__What the task requires__:
Wherever the string "СХЕМА" occurs in a line of these records, report that line.

Dataset items
────────
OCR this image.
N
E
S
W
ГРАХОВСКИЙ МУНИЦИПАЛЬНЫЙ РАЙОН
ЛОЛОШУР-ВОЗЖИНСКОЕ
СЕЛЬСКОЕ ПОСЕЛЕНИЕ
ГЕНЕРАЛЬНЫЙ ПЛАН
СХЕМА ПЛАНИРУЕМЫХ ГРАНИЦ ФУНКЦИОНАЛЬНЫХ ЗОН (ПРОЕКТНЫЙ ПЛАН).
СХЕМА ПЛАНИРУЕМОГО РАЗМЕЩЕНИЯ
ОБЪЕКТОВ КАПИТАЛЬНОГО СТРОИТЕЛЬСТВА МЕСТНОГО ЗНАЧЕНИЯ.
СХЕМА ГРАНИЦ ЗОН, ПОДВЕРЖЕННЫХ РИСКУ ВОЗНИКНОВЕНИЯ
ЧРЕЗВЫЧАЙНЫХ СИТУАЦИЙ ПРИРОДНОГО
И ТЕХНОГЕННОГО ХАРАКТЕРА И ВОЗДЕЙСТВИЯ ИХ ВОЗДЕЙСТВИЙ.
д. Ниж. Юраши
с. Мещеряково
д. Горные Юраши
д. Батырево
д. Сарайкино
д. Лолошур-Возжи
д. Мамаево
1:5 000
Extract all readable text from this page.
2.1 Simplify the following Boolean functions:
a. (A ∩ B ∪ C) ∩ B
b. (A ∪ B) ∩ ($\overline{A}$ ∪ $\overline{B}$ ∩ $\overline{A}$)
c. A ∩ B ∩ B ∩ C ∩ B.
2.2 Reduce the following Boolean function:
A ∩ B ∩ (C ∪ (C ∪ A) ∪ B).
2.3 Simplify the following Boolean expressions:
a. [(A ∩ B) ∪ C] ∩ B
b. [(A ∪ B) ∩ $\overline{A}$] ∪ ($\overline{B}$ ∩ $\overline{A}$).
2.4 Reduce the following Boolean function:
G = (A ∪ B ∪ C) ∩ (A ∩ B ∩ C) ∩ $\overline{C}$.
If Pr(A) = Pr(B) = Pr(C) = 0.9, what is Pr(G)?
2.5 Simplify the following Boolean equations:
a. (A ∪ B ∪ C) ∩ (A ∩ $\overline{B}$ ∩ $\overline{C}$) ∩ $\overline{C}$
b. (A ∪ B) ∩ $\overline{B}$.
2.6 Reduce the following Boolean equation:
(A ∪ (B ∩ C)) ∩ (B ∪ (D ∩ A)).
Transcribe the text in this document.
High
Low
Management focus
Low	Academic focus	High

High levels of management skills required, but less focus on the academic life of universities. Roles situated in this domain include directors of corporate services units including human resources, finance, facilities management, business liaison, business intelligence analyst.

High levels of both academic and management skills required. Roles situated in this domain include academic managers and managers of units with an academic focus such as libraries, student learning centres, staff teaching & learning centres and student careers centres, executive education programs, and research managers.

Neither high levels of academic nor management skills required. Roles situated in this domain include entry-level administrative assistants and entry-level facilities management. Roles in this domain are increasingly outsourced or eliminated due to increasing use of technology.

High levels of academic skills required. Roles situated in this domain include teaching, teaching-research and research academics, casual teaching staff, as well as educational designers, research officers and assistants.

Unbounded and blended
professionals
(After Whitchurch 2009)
────────
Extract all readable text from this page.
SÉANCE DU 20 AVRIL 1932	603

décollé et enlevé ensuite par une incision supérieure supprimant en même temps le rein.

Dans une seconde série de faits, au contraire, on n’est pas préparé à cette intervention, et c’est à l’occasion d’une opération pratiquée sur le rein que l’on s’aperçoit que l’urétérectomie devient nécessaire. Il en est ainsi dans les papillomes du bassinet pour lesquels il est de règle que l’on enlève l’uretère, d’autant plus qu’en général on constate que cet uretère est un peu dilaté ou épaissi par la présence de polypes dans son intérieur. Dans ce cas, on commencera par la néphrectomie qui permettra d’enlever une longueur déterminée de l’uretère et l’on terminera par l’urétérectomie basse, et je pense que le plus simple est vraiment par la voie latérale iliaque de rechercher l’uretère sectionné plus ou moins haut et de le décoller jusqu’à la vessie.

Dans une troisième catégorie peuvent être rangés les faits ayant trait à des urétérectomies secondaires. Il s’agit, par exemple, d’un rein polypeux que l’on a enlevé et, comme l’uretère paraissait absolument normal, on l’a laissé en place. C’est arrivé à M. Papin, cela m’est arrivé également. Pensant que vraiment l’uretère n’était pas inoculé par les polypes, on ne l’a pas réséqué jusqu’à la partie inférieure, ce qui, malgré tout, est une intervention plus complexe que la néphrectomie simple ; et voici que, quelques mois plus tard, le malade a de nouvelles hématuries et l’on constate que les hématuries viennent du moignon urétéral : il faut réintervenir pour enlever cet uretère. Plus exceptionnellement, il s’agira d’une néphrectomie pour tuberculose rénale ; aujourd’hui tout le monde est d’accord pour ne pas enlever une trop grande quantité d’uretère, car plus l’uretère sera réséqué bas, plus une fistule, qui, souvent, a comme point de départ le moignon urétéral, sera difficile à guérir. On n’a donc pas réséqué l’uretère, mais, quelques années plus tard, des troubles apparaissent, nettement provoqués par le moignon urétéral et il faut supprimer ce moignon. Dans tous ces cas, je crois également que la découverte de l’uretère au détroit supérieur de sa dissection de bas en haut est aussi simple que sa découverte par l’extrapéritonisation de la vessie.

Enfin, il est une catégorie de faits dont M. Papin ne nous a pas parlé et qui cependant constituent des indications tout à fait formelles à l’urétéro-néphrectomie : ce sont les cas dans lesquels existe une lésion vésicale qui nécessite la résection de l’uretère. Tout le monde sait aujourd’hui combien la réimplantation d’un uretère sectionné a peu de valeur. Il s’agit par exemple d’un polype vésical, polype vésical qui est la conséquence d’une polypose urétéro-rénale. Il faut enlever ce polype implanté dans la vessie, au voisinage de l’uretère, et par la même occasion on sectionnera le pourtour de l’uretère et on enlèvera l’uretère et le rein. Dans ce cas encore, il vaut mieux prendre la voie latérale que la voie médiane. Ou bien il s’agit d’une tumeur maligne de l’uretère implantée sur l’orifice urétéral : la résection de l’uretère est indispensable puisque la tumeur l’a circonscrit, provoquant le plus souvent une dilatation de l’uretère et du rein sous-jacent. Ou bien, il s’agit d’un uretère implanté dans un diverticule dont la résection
────────
__The response__:
СХЕМА ПЛАНИРУЕМЫХ ГРАНИЦ ФУНКЦИОНАЛЬНЫХ ЗОН (ПРОЕКТНЫЙ ПЛАН).
СХЕМА ПЛАНИРУЕМОГО РАЗМЕЩЕНИЯ
СХЕМА ГРАНИЦ ЗОН, ПОДВЕРЖЕННЫХ РИСКУ ВОЗНИКНОВЕНИЯ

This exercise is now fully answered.